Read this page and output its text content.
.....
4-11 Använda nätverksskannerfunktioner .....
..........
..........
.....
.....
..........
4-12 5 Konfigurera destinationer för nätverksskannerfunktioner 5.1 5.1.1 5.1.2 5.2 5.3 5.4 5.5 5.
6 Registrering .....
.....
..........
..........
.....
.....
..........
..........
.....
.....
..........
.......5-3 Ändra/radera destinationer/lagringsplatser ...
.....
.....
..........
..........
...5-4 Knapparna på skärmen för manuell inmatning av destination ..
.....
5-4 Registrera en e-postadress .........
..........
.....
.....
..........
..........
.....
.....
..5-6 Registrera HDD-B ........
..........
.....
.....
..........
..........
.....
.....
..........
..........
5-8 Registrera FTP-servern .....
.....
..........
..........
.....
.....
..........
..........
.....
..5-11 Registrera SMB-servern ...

* * * *

## What is expected:
Among the lines of the data above, determine how many contain the word "nätverksskannerfunktioner". Report the number alone.

## Output of the exercise:
2